#### Given task
Pick out all lines of the entries that include the word "对个人和家庭的补助" and copy them.

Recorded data
BEGIN
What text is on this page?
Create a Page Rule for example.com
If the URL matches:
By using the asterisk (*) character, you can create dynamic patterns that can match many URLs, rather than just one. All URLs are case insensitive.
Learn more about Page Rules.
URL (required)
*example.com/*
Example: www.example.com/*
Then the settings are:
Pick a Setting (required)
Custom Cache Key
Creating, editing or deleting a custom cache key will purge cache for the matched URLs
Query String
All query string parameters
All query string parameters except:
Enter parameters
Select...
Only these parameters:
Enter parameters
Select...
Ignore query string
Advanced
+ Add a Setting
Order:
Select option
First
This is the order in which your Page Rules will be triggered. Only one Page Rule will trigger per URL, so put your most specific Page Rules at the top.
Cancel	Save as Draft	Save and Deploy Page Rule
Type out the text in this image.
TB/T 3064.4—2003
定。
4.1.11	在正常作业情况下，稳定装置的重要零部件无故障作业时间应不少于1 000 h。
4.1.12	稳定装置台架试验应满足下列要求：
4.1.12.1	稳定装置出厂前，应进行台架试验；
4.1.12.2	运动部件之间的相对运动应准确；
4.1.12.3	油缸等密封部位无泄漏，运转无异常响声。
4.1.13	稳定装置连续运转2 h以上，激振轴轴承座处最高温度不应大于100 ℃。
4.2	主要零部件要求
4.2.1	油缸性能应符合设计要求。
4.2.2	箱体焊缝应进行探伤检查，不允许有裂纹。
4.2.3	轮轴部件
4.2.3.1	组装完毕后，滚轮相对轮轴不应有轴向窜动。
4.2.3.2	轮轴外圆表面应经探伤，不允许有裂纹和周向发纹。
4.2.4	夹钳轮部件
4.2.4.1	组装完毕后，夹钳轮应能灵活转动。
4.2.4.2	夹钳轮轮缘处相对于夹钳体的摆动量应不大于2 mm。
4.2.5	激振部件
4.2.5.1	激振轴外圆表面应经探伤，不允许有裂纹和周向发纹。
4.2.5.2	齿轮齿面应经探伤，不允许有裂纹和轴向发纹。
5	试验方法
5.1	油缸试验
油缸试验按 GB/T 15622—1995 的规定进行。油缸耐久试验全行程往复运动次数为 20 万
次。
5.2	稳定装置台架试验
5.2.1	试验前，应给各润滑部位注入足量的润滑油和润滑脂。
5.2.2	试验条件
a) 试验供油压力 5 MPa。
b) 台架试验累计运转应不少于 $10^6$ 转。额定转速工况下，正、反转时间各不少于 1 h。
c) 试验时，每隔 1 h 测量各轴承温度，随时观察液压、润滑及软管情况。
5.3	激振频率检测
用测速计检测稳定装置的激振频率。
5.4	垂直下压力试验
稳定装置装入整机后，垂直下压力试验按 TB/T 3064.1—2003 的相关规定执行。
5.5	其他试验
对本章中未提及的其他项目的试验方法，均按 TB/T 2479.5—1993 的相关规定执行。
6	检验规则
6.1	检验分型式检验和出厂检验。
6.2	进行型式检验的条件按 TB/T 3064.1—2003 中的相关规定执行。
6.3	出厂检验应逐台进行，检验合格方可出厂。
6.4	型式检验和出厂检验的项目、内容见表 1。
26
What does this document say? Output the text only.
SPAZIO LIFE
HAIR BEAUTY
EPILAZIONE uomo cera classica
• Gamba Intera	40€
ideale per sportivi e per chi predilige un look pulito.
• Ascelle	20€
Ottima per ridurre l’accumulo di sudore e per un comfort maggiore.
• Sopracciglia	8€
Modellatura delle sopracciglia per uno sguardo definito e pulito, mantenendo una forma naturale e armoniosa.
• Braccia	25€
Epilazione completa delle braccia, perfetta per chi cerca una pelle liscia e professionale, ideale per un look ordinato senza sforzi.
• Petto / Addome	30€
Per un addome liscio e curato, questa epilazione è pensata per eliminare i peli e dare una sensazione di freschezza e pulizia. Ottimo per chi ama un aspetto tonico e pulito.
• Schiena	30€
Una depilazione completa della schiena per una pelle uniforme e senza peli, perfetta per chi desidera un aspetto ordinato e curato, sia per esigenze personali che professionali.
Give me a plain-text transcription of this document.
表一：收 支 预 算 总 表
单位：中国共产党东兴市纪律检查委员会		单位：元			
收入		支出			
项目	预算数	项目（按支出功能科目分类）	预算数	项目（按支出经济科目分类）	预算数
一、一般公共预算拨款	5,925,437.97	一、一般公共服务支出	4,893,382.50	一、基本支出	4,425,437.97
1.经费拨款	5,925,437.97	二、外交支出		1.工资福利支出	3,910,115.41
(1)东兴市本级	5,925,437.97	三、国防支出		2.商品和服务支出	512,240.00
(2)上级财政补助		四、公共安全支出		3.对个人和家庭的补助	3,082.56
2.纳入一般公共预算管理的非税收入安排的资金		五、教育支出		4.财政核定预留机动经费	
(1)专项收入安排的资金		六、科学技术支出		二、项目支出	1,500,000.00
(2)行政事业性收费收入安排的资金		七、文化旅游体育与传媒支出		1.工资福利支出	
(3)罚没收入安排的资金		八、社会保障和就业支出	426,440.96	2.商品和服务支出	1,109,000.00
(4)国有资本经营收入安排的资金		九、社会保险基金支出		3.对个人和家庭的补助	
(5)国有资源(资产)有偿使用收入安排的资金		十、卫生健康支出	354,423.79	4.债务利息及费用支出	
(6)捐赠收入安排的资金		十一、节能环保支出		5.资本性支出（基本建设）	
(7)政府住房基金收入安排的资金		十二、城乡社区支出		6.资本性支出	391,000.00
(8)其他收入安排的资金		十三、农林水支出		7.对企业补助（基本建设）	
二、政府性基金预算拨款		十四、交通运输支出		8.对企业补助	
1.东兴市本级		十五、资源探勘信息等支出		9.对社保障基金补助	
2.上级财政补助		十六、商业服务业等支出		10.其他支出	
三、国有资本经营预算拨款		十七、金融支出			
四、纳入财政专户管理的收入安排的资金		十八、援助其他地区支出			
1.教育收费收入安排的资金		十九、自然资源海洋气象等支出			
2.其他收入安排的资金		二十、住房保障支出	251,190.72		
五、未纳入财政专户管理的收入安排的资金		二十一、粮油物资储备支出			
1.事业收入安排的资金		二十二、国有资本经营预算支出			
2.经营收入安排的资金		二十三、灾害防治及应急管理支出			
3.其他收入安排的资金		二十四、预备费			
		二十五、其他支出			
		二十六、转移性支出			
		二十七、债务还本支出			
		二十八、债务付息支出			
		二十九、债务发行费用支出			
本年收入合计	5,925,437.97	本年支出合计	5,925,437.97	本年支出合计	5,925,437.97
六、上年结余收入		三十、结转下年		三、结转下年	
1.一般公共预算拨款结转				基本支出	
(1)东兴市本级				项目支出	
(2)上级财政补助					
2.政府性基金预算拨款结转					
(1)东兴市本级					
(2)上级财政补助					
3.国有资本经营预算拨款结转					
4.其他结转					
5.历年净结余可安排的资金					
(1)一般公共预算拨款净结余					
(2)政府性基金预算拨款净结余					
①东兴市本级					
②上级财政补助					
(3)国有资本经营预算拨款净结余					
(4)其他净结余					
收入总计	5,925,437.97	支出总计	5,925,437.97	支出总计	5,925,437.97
END
#### Solution to this problem
(2)上级财政补助		四、公共安全支出		3.对个人和家庭的补助	3,082.56
(4)国有资本经营收入安排的资金		九、社会保险基金支出		3.对个人和家庭的补助	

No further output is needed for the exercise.